> [THE PROBLEM] A line belongs in the answer if it contains "apoptosis"; copy every such line from the entries below.

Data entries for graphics
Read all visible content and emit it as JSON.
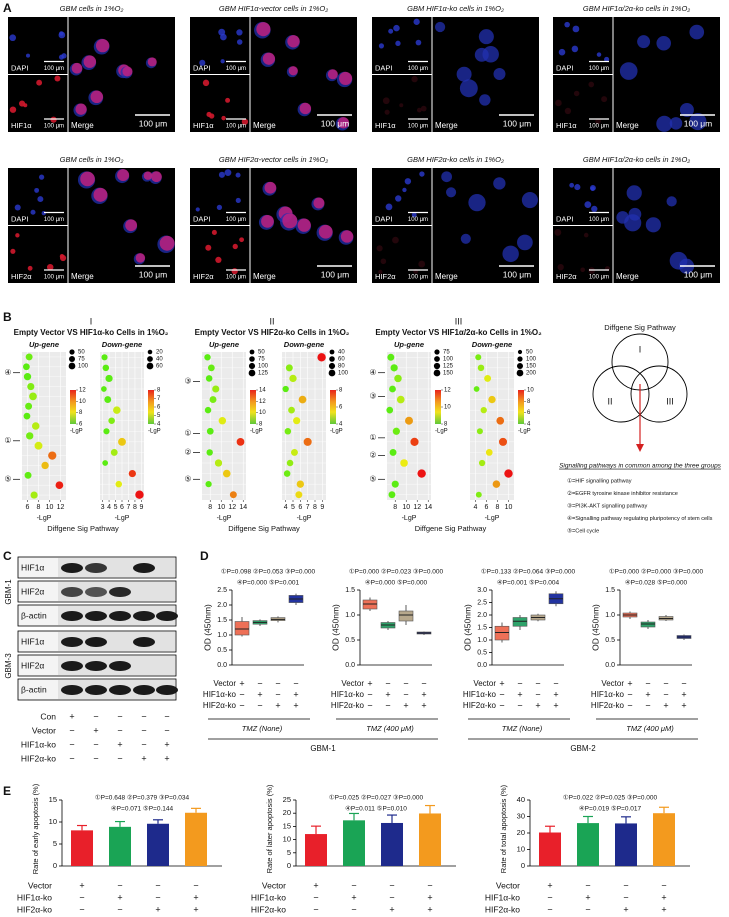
{
  "panel_labels": [
    "A",
    "B",
    "C",
    "D",
    "E"
  ],
  "panel_a": {
    "rows": [
      {
        "cells": [
          {
            "title": "GBM cells in 1%O₂",
            "stain": "DAPI",
            "target": "HIF1α",
            "merge": "Merge",
            "scale": "100 μm"
          },
          {
            "title": "GBM HIF1α-vector cells in 1%O₂",
            "stain": "DAPI",
            "target": "HIF1α",
            "merge": "Merge",
            "scale": "100 μm"
          },
          {
            "title": "GBM HIF1α-ko cells in 1%O₂",
            "stain": "DAPI",
            "target": "HIF1α",
            "merge": "Merge",
            "scale": "100 μm"
          },
          {
            "title": "GBM HIF1α/2α-ko cells in 1%O₂",
            "stain": "DAPI",
            "target": "HIF1α",
            "merge": "Merge",
            "scale": "100 μm"
          }
        ]
      },
      {
        "cells": [
          {
            "title": "GBM cells in 1%O₂",
            "stain": "DAPI",
            "target": "HIF2α",
            "merge": "Merge",
            "scale": "100 μm"
          },
          {
            "title": "GBM HIF2α-vector cells in 1%O₂",
            "stain": "DAPI",
            "target": "HIF2α",
            "merge": "Merge",
            "scale": "100 μm"
          },
          {
            "title": "GBM HIF2α-ko cells in 1%O₂",
            "stain": "DAPI",
            "target": "HIF2α",
            "merge": "Merge",
            "scale": "100 μm"
          },
          {
            "title": "GBM HIF1α/2α-ko cells in 1%O₂",
            "stain": "DAPI",
            "target": "HIF2α",
            "merge": "Merge",
            "scale": "100 μm"
          }
        ]
      }
    ]
  },
  "panel_b": {
    "groups": [
      {
        "numeral": "I",
        "title": "Empty Vector VS HIF1α-ko Cells in 1%O₂",
        "xlabel": "Diffgene Sig Pathway",
        "markers": [
          "④",
          "①",
          "⑤"
        ]
      },
      {
        "numeral": "II",
        "title": "Empty Vector VS HIF2α-ko Cells in 1%O₂",
        "xlabel": "Diffgene Sig Pathway",
        "markers": [
          "③",
          "①",
          "②",
          "⑤"
        ]
      },
      {
        "numeral": "III",
        "title": "Empty Vector VS HIF1α/2α-ko Cells in 1%O₂",
        "xlabel": "Diffgene Sig Pathway",
        "markers": [
          "④",
          "③",
          "①",
          "②",
          "⑤"
        ]
      }
    ],
    "venn": {
      "title": "Diffgene Sig Pathway",
      "sets": [
        "I",
        "II",
        "III"
      ],
      "caption": "Signalling pathways in common among the three groups",
      "items": [
        "①=HIF signalling pathway",
        "②=EGFR tyrosine kinase inhibitor resistance",
        "③=PI3K-AKT signalling pathway",
        "④=Signalling pathway regulating pluripotency of stem cells",
        "⑤=Cell cycle"
      ]
    }
  },
  "panel_c": {
    "groups": [
      {
        "label": "GBM-1",
        "rows": [
          "HIF1α",
          "HIF2α",
          "β-actin"
        ]
      },
      {
        "label": "GBM-3",
        "rows": [
          "HIF1α",
          "HIF2α",
          "β-actin"
        ]
      }
    ],
    "conditions": [
      {
        "label": "Con",
        "signs": [
          "+",
          "−",
          "−",
          "−",
          "−"
        ]
      },
      {
        "label": "Vector",
        "signs": [
          "−",
          "+",
          "−",
          "−",
          "−"
        ]
      },
      {
        "label": "HIF1α-ko",
        "signs": [
          "−",
          "−",
          "+",
          "−",
          "+"
        ]
      },
      {
        "label": "HIF2α-ko",
        "signs": [
          "−",
          "−",
          "−",
          "+",
          "+"
        ]
      }
    ]
  },
  "panel_d": {
    "groups": [
      "GBM-1",
      "GBM-2"
    ]
  },
  "chart_data": [
    {
      "type": "bubble",
      "title": "Up-gene",
      "x": [
        6.3,
        5.8,
        6.0,
        6.6,
        7.0,
        6.2,
        5.9,
        7.5,
        6.4,
        8.0,
        10.5,
        9.2,
        6.1,
        11.8,
        7.2
      ],
      "size": [
        60,
        55,
        70,
        65,
        80,
        60,
        55,
        75,
        70,
        85,
        95,
        70,
        60,
        80,
        65
      ],
      "xlim": [
        5,
        13
      ],
      "xticks": [
        6,
        8,
        10,
        12
      ],
      "xlabel": "-LgP",
      "size_legend": [
        50,
        75,
        100
      ],
      "color_legend": [
        12,
        10,
        8,
        6
      ],
      "color_legend_title": "-LgP",
      "grid": true
    },
    {
      "type": "bubble",
      "title": "Down-gene",
      "x": [
        3.3,
        3.5,
        4.0,
        3.2,
        3.8,
        5.2,
        4.4,
        3.6,
        6.0,
        4.8,
        3.4,
        7.6,
        5.5,
        8.7
      ],
      "size": [
        25,
        30,
        40,
        20,
        35,
        45,
        30,
        25,
        50,
        35,
        20,
        40,
        30,
        60
      ],
      "xlim": [
        2.6,
        9.4
      ],
      "xticks": [
        3,
        4,
        5,
        6,
        7,
        8,
        9
      ],
      "xlabel": "-LgP",
      "size_legend": [
        20,
        40,
        60
      ],
      "color_legend": [
        8,
        7,
        6,
        5,
        4
      ],
      "color_legend_title": "-LgP",
      "grid": true
    },
    {
      "type": "bubble",
      "title": "Up-gene",
      "x": [
        7.5,
        8.2,
        7.8,
        9.0,
        8.5,
        7.6,
        10.2,
        8.0,
        13.5,
        7.9,
        9.5,
        11.0,
        7.7,
        12.2
      ],
      "size": [
        60,
        70,
        65,
        80,
        75,
        60,
        90,
        70,
        100,
        60,
        85,
        95,
        55,
        75
      ],
      "xlim": [
        6.5,
        14.5
      ],
      "xticks": [
        8,
        10,
        12,
        14
      ],
      "xlabel": "-LgP",
      "size_legend": [
        50,
        75,
        100,
        125
      ],
      "color_legend": [
        14,
        12,
        10,
        8
      ],
      "color_legend_title": "-LgP",
      "grid": true
    },
    {
      "type": "bubble",
      "title": "Down-gene",
      "x": [
        8.9,
        4.5,
        5.0,
        4.0,
        6.3,
        4.8,
        5.5,
        4.3,
        7.0,
        5.2,
        4.6,
        4.2,
        6.0,
        5.8
      ],
      "size": [
        100,
        60,
        70,
        45,
        80,
        55,
        65,
        50,
        90,
        60,
        50,
        50,
        70,
        60
      ],
      "xlim": [
        3.5,
        9.5
      ],
      "xticks": [
        4,
        5,
        6,
        7,
        8,
        9
      ],
      "xlabel": "-LgP",
      "size_legend": [
        40,
        60,
        80,
        100
      ],
      "color_legend": [
        8,
        6,
        4
      ],
      "color_legend_title": "-LgP",
      "grid": true
    },
    {
      "type": "bubble",
      "title": "Up-gene",
      "x": [
        7.2,
        7.8,
        8.5,
        7.5,
        9.0,
        7.0,
        10.5,
        8.2,
        11.5,
        7.6,
        9.6,
        12.8,
        8.0,
        7.4
      ],
      "size": [
        90,
        100,
        110,
        85,
        120,
        80,
        130,
        100,
        140,
        90,
        115,
        150,
        95,
        85
      ],
      "xlim": [
        6.5,
        14.5
      ],
      "xticks": [
        8,
        10,
        12,
        14
      ],
      "xlabel": "-LgP",
      "size_legend": [
        75,
        100,
        125,
        150
      ],
      "color_legend": [
        12,
        10,
        8
      ],
      "color_legend_title": "-LgP",
      "grid": true
    },
    {
      "type": "bubble",
      "title": "Down-gene",
      "x": [
        4.5,
        5.0,
        6.2,
        4.2,
        7.0,
        5.5,
        8.5,
        4.8,
        9.0,
        6.5,
        5.2,
        10.0,
        7.8,
        4.6
      ],
      "size": [
        80,
        100,
        120,
        70,
        140,
        90,
        160,
        80,
        180,
        110,
        90,
        200,
        150,
        75
      ],
      "xlim": [
        3,
        11
      ],
      "xticks": [
        4,
        6,
        8,
        10
      ],
      "xlabel": "-LgP",
      "size_legend": [
        50,
        100,
        150,
        200
      ],
      "color_legend": [
        10,
        8,
        6,
        4
      ],
      "color_legend_title": "-LgP",
      "grid": true
    },
    {
      "type": "box",
      "ylabel": "OD (450nm)",
      "ylim": [
        0,
        2.5
      ],
      "yticks": [
        {
          "value": 0,
          "label": "0.0"
        },
        0.5,
        {
          "value": 1,
          "label": "1.0"
        },
        1.5,
        {
          "value": 2,
          "label": "2.0"
        },
        2.5
      ],
      "min": [
        0.95,
        1.3,
        1.42,
        2.0
      ],
      "q1": [
        1.0,
        1.36,
        1.48,
        2.08
      ],
      "median": [
        1.2,
        1.42,
        1.52,
        2.2
      ],
      "q3": [
        1.45,
        1.48,
        1.58,
        2.32
      ],
      "max": [
        1.6,
        1.52,
        1.62,
        2.38
      ],
      "colors": [
        "#ee7057",
        "#2ea36a",
        "#b7a88c",
        "#2233a0"
      ],
      "annotations": [
        "①P=0.098 ②P=0.053 ③P=0.000",
        "④P=0.000 ⑤P=0.001"
      ],
      "sign_rows": [
        {
          "label": "Vector",
          "signs": [
            "+",
            "−",
            "−",
            "−"
          ]
        },
        {
          "label": "HIF1α-ko",
          "signs": [
            "−",
            "+",
            "−",
            "+"
          ]
        },
        {
          "label": "HIF2α-ko",
          "signs": [
            "−",
            "−",
            "+",
            "+"
          ]
        }
      ],
      "condition": "TMZ (None)"
    },
    {
      "type": "box",
      "ylabel": "OD (450nm)",
      "ylim": [
        0,
        1.5
      ],
      "yticks": [
        {
          "value": 0,
          "label": "0.0"
        },
        0.5,
        {
          "value": 1,
          "label": "1.0"
        },
        1.5
      ],
      "min": [
        1.08,
        0.7,
        0.8,
        0.6
      ],
      "q1": [
        1.12,
        0.74,
        0.88,
        0.62
      ],
      "median": [
        1.22,
        0.8,
        1.0,
        0.64
      ],
      "q3": [
        1.3,
        0.85,
        1.08,
        0.66
      ],
      "max": [
        1.35,
        0.88,
        1.2,
        0.67
      ],
      "colors": [
        "#ee7057",
        "#2ea36a",
        "#b7a88c",
        "#2233a0"
      ],
      "annotations": [
        "①P=0.000 ②P=0.023 ③P=0.000",
        "④P=0.000 ⑤P=0.000"
      ],
      "sign_rows": [
        {
          "label": "Vector",
          "signs": [
            "+",
            "−",
            "−",
            "−"
          ]
        },
        {
          "label": "HIF1α-ko",
          "signs": [
            "−",
            "+",
            "−",
            "+"
          ]
        },
        {
          "label": "HIF2α-ko",
          "signs": [
            "−",
            "−",
            "+",
            "+"
          ]
        }
      ],
      "condition": "TMZ (400 μM)"
    },
    {
      "type": "box",
      "ylabel": "OD (450nm)",
      "ylim": [
        0,
        3
      ],
      "yticks": [
        {
          "value": 0,
          "label": "0.0"
        },
        0.5,
        {
          "value": 1,
          "label": "1.0"
        },
        1.5,
        {
          "value": 2,
          "label": "2.0"
        },
        2.5,
        {
          "value": 3,
          "label": "3.0"
        }
      ],
      "min": [
        0.9,
        1.4,
        1.75,
        2.35
      ],
      "q1": [
        1.0,
        1.55,
        1.8,
        2.45
      ],
      "median": [
        1.3,
        1.75,
        1.9,
        2.65
      ],
      "q3": [
        1.55,
        1.9,
        2.0,
        2.85
      ],
      "max": [
        1.7,
        2.0,
        2.05,
        2.95
      ],
      "colors": [
        "#ee7057",
        "#2ea36a",
        "#b7a88c",
        "#2233a0"
      ],
      "annotations": [
        "①P=0.133 ②P=0.064 ③P=0.000",
        "④P=0.001 ⑤P=0.004"
      ],
      "sign_rows": [
        {
          "label": "Vector",
          "signs": [
            "+",
            "−",
            "−",
            "−"
          ]
        },
        {
          "label": "HIF1α-ko",
          "signs": [
            "−",
            "+",
            "−",
            "+"
          ]
        },
        {
          "label": "HIF2α-ko",
          "signs": [
            "−",
            "−",
            "+",
            "+"
          ]
        }
      ],
      "condition": "TMZ (None)"
    },
    {
      "type": "box",
      "ylabel": "OD (450nm)",
      "ylim": [
        0,
        1.5
      ],
      "yticks": [
        {
          "value": 0,
          "label": "0.0"
        },
        0.5,
        {
          "value": 1,
          "label": "1.0"
        },
        1.5
      ],
      "min": [
        0.92,
        0.72,
        0.88,
        0.5
      ],
      "q1": [
        0.96,
        0.76,
        0.9,
        0.53
      ],
      "median": [
        1.0,
        0.82,
        0.93,
        0.56
      ],
      "q3": [
        1.04,
        0.86,
        0.97,
        0.59
      ],
      "max": [
        1.07,
        0.9,
        1.0,
        0.61
      ],
      "colors": [
        "#ee7057",
        "#2ea36a",
        "#b7a88c",
        "#2233a0"
      ],
      "annotations": [
        "①P=0.000 ②P=0.000 ③P=0.000",
        "④P=0.028 ⑤P=0.000"
      ],
      "sign_rows": [
        {
          "label": "Vector",
          "signs": [
            "+",
            "−",
            "−",
            "−"
          ]
        },
        {
          "label": "HIF1α-ko",
          "signs": [
            "−",
            "+",
            "−",
            "+"
          ]
        },
        {
          "label": "HIF2α-ko",
          "signs": [
            "−",
            "−",
            "+",
            "+"
          ]
        }
      ],
      "condition": "TMZ (400 μM)"
    },
    {
      "type": "bar",
      "ylabel": "Rate of early apoptosis (%)",
      "ylim": [
        0,
        15
      ],
      "yticks": [
        0,
        5,
        10,
        15
      ],
      "values": [
        8.1,
        8.9,
        9.6,
        12.1
      ],
      "errors": [
        1.1,
        1.2,
        0.9,
        1.0
      ],
      "colors": [
        "#e8202a",
        "#1aa455",
        "#1e2a8c",
        "#f39a1e"
      ],
      "annotations": [
        "①P=0.648 ②P=0.379 ③P=0.034",
        "④P=0.071 ⑤P=0.144"
      ],
      "sign_rows": [
        {
          "label": "Vector",
          "signs": [
            "+",
            "−",
            "−",
            "−"
          ]
        },
        {
          "label": "HIF1α-ko",
          "signs": [
            "−",
            "+",
            "−",
            "+"
          ]
        },
        {
          "label": "HIF2α-ko",
          "signs": [
            "−",
            "−",
            "+",
            "+"
          ]
        }
      ]
    },
    {
      "type": "bar",
      "ylabel": "Rate of later apoptosis (%)",
      "ylim": [
        0,
        25
      ],
      "yticks": [
        0,
        5,
        10,
        15,
        20,
        25
      ],
      "values": [
        12.1,
        17.3,
        16.3,
        19.9
      ],
      "errors": [
        3.0,
        2.6,
        3.0,
        3.0
      ],
      "colors": [
        "#e8202a",
        "#1aa455",
        "#1e2a8c",
        "#f39a1e"
      ],
      "annotations": [
        "①P=0.025 ②P=0.027 ③P=0.000",
        "④P=0.011 ⑤P=0.010"
      ],
      "sign_rows": [
        {
          "label": "Vector",
          "signs": [
            "+",
            "−",
            "−",
            "−"
          ]
        },
        {
          "label": "HIF1α-ko",
          "signs": [
            "−",
            "+",
            "−",
            "+"
          ]
        },
        {
          "label": "HIF2α-ko",
          "signs": [
            "−",
            "−",
            "+",
            "+"
          ]
        }
      ]
    },
    {
      "type": "bar",
      "ylabel": "Rate of total apoptosis (%)",
      "ylim": [
        0,
        40
      ],
      "yticks": [
        0,
        10,
        20,
        30,
        40
      ],
      "values": [
        20.3,
        26.0,
        25.8,
        32.0
      ],
      "errors": [
        3.8,
        4.0,
        4.0,
        3.6
      ],
      "colors": [
        "#e8202a",
        "#1aa455",
        "#1e2a8c",
        "#f39a1e"
      ],
      "annotations": [
        "①P=0.022 ②P=0.025 ③P=0.000",
        "④P=0.019 ⑤P=0.017"
      ],
      "sign_rows": [
        {
          "label": "Vector",
          "signs": [
            "+",
            "−",
            "−",
            "−"
          ]
        },
        {
          "label": "HIF1α-ko",
          "signs": [
            "−",
            "+",
            "−",
            "+"
          ]
        },
        {
          "label": "HIF2α-ko",
          "signs": [
            "−",
            "−",
            "+",
            "+"
          ]
        }
      ]
    }
  ]
}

> [EXERCISE SOLUTION]
      "ylabel": "Rate of early apoptosis (%)",
      "ylabel": "Rate of later apoptosis (%)",
      "ylabel": "Rate of total apoptosis (%)",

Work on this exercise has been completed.